To be done:
Locate each line of the material that contains "this", then return it.

[Entries taken from a collection]
━━━━━━━━
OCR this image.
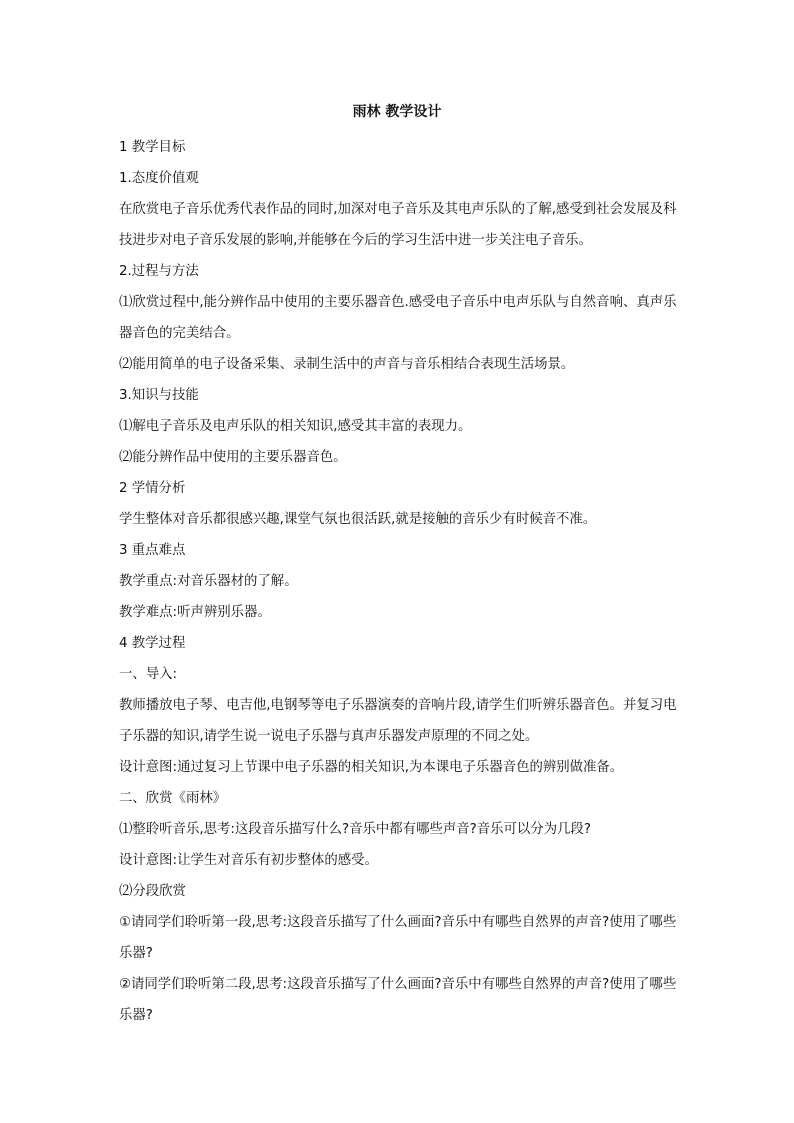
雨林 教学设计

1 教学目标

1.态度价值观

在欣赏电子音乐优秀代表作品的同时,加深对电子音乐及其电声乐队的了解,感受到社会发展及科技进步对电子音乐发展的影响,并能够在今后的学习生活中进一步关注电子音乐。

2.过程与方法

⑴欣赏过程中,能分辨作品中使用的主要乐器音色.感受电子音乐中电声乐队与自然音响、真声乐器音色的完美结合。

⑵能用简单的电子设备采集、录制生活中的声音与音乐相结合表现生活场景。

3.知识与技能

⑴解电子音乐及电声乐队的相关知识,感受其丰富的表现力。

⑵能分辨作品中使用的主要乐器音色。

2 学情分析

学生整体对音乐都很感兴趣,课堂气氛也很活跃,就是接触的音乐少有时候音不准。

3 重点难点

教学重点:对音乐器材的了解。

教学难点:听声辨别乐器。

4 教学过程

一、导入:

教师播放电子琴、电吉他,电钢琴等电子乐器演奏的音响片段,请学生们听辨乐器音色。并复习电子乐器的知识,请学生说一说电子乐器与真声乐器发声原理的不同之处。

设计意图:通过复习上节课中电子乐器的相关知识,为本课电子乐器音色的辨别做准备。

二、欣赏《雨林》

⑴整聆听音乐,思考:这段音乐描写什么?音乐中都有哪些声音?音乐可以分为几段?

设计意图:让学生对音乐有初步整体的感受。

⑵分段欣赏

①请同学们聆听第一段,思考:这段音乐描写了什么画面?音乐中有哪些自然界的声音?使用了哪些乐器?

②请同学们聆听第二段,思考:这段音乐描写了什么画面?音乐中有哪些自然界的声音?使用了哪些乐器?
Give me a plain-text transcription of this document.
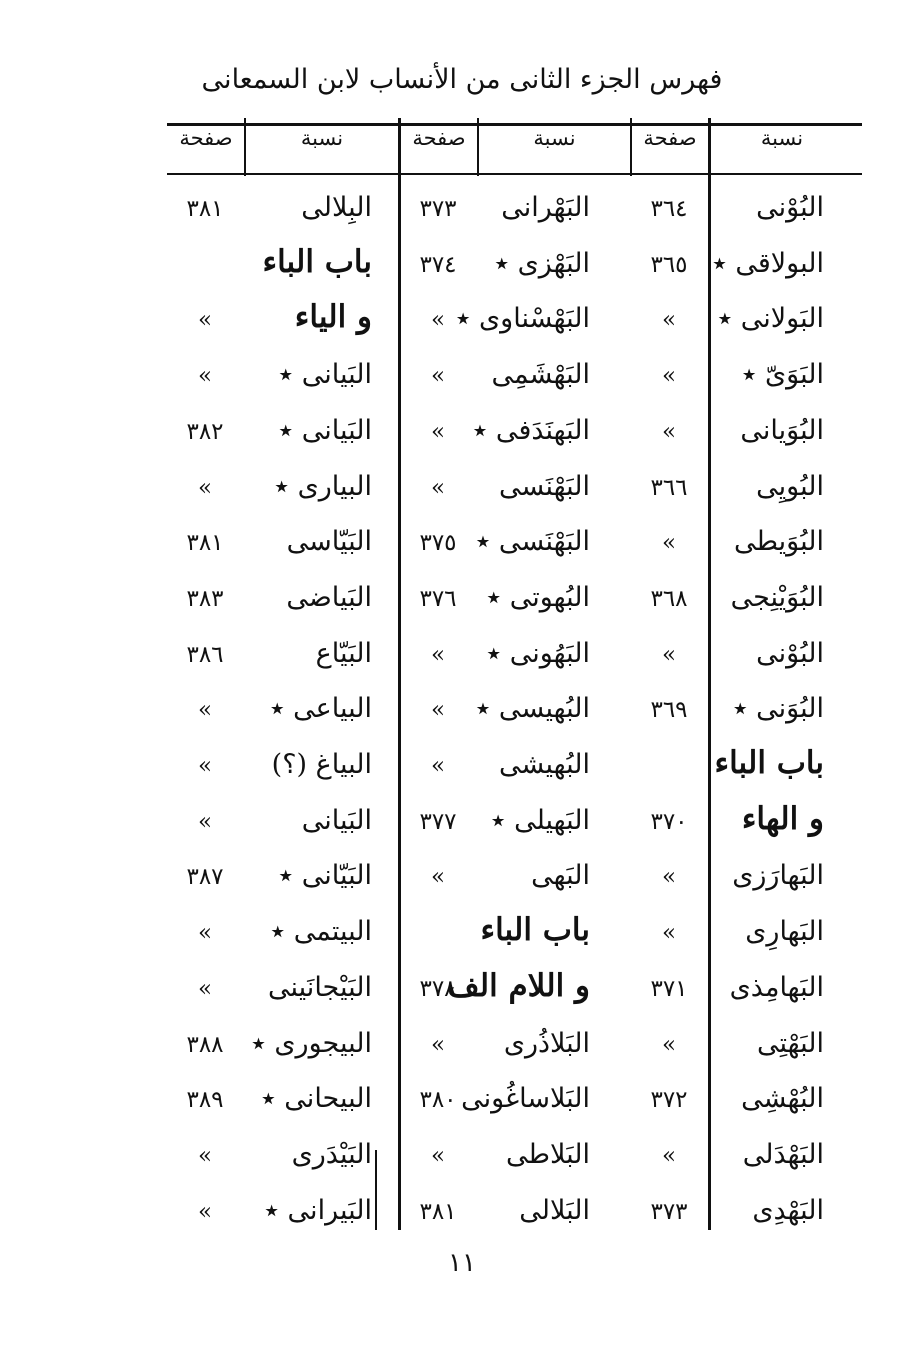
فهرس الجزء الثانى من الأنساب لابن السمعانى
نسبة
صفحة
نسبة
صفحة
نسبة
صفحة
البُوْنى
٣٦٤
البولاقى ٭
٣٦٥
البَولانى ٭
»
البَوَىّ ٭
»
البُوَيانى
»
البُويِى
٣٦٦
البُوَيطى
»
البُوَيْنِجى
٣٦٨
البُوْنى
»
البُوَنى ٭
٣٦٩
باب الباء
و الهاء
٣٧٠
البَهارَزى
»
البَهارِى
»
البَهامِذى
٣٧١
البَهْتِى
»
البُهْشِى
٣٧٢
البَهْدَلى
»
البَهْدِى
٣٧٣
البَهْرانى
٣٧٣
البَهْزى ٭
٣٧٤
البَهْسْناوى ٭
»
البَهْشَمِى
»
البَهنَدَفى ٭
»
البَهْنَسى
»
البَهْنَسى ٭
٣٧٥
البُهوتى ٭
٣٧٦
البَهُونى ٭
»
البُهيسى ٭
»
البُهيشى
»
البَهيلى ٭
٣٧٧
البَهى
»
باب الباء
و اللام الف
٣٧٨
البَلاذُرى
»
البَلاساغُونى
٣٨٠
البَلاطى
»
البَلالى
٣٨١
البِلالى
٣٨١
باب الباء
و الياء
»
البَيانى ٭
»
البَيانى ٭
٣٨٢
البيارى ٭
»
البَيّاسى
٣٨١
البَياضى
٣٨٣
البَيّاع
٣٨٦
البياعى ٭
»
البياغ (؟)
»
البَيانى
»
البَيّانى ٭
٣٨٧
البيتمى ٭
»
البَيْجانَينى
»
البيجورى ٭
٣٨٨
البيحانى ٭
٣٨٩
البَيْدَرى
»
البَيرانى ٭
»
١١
━━━━━━━━
Correct result:
OCR this image.
Give me a plain-text transcription of this document.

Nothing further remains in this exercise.